OBJECTIVE:
Filter these entries so that only lines with the word "Kelvin" remain.

MATERIALS PROVIDED:
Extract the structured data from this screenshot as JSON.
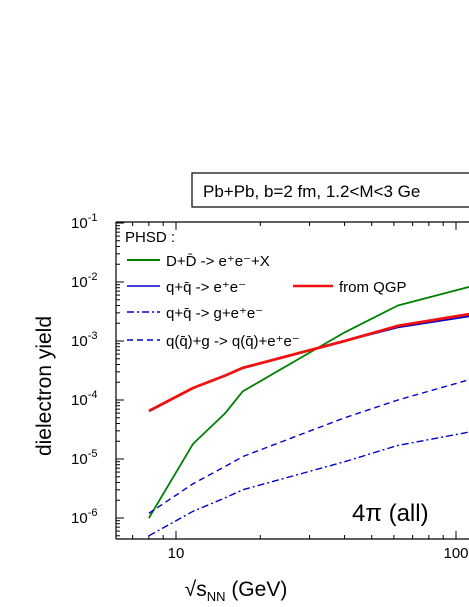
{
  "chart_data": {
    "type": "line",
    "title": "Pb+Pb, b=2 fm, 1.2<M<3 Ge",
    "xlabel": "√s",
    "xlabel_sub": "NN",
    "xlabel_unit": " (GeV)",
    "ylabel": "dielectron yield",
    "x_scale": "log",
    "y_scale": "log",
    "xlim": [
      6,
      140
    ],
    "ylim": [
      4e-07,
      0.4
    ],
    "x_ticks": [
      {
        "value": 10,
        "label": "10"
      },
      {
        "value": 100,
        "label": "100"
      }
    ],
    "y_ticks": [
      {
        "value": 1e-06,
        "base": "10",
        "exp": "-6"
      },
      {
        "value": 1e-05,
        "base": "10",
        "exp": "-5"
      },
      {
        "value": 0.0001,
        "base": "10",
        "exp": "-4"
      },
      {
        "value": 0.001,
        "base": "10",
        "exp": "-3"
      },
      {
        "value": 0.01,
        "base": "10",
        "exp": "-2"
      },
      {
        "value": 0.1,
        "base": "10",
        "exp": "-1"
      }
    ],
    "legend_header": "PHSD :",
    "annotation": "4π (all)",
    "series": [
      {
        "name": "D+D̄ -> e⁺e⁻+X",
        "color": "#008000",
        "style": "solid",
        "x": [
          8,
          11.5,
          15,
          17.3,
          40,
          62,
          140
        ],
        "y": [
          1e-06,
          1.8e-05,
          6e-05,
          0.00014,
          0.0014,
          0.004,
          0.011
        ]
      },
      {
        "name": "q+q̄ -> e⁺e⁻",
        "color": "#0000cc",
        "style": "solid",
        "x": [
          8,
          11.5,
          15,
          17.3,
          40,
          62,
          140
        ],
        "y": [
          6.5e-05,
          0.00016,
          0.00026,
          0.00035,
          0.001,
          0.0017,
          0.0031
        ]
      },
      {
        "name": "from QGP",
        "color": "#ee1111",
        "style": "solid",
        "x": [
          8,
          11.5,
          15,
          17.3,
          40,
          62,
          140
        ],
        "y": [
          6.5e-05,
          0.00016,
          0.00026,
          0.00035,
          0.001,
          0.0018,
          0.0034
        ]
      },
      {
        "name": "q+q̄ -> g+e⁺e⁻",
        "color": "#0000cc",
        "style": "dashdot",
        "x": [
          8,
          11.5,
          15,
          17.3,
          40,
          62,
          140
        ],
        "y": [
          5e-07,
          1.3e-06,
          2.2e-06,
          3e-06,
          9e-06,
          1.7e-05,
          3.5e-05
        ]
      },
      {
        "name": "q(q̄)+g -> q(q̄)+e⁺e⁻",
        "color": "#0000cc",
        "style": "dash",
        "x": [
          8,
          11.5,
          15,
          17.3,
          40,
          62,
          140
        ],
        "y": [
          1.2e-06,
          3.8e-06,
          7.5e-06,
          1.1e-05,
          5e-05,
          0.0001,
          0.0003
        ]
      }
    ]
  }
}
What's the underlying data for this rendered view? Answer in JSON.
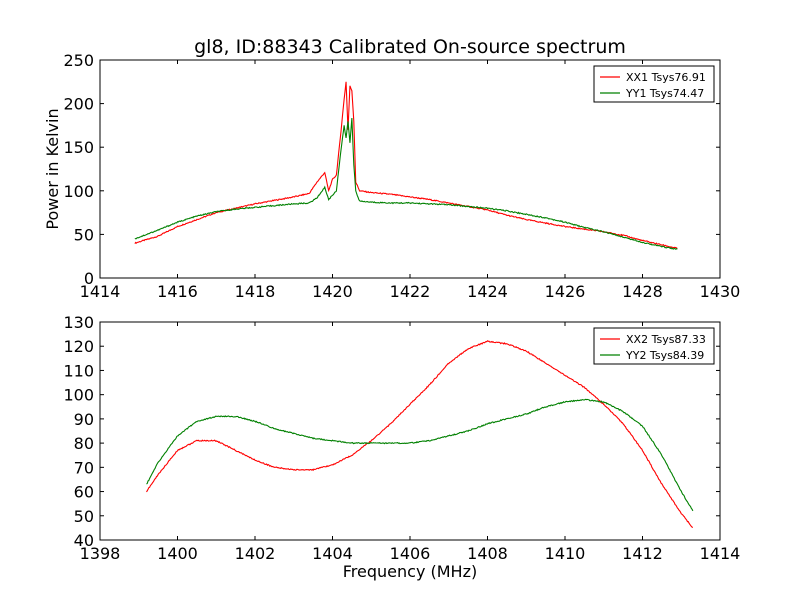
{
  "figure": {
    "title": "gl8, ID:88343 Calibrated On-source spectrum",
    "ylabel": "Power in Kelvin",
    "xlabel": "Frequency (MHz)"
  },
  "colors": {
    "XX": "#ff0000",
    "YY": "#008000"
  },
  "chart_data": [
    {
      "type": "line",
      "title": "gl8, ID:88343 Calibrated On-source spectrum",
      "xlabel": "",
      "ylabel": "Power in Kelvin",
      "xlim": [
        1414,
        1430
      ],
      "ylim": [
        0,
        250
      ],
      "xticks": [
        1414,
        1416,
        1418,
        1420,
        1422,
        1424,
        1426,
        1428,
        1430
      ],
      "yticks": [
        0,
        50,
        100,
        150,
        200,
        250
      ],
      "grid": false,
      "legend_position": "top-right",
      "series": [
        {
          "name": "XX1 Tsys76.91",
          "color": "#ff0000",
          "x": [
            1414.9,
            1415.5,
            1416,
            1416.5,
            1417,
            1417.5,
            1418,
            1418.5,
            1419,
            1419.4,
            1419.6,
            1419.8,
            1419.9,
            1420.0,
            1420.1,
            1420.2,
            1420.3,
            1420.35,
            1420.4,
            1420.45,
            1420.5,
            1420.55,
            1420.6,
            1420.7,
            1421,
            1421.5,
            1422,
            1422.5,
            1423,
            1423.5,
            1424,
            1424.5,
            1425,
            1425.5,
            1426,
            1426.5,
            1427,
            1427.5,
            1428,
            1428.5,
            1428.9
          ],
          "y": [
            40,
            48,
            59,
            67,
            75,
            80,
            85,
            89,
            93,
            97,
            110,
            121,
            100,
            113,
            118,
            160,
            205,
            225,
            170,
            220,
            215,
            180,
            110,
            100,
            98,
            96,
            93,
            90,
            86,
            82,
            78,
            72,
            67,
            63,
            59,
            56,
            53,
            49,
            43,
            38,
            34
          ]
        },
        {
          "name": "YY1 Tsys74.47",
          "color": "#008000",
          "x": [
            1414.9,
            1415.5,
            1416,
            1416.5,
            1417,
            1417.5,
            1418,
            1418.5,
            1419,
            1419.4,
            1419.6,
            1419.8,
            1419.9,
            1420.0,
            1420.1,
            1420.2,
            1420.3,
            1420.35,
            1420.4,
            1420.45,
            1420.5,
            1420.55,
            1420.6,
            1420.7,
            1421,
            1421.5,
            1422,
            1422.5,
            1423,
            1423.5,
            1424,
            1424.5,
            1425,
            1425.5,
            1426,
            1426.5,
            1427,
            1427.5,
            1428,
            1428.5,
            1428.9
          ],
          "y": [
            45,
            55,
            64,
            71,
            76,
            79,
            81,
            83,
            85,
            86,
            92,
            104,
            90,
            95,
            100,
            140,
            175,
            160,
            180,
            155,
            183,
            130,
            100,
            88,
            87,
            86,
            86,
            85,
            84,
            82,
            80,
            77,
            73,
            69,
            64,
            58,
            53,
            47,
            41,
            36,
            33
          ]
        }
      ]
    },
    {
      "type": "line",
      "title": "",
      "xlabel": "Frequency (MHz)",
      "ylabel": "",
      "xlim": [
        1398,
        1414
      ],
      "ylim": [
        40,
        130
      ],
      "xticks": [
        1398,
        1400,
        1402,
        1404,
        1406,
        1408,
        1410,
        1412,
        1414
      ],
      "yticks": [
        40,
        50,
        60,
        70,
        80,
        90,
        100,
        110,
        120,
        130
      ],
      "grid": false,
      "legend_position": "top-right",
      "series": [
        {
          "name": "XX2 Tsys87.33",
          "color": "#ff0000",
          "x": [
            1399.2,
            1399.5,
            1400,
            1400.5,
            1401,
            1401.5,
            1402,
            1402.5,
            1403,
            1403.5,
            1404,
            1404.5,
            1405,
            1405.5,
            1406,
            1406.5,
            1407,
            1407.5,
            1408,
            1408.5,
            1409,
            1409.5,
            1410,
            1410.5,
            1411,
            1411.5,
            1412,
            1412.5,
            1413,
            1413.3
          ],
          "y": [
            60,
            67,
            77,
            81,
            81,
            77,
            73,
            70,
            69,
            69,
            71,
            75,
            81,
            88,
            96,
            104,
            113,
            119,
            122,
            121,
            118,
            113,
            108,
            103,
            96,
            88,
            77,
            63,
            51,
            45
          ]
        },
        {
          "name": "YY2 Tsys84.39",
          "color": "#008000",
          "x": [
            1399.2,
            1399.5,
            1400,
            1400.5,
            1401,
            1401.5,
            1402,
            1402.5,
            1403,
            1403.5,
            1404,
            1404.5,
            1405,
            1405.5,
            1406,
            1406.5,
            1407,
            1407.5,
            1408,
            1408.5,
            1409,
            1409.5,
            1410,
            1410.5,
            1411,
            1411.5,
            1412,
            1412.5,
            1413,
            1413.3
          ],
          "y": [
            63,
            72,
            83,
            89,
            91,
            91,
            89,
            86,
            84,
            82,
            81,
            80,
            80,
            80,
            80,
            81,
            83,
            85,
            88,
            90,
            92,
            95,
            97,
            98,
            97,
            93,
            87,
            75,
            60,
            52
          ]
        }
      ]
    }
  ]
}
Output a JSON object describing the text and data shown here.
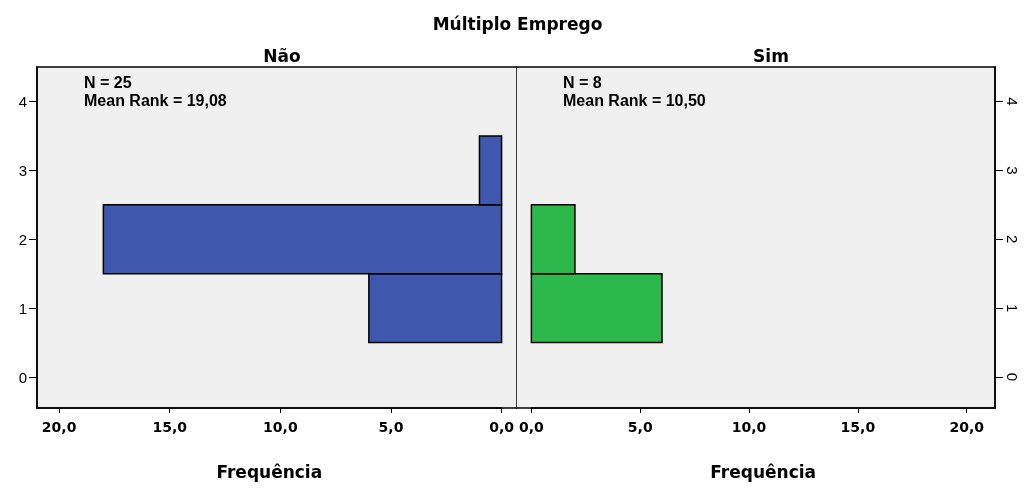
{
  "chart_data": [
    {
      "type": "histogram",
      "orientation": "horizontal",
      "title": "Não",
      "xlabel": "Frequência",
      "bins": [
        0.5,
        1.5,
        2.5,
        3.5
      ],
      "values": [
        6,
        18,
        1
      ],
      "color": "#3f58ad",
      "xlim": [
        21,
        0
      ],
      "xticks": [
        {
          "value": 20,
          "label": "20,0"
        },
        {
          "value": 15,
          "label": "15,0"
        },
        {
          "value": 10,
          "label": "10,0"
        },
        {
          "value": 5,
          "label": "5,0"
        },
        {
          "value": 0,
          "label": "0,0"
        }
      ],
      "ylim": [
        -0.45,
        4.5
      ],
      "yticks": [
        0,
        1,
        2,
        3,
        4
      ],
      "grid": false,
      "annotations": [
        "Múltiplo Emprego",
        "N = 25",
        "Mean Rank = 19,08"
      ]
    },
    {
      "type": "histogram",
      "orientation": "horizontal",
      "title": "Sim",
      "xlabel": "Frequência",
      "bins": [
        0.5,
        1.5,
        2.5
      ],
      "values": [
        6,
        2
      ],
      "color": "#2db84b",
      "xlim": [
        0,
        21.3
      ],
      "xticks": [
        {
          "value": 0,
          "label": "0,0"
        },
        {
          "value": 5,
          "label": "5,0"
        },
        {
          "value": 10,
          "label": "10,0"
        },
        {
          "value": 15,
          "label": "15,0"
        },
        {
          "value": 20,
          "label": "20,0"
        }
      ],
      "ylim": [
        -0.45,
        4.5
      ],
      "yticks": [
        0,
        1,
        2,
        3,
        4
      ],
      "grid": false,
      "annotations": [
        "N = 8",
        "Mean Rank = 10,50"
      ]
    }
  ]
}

RESULT BELOW:
    "ylabel": "Power in Kelvin",
      "ylabel": "Power in Kelvin",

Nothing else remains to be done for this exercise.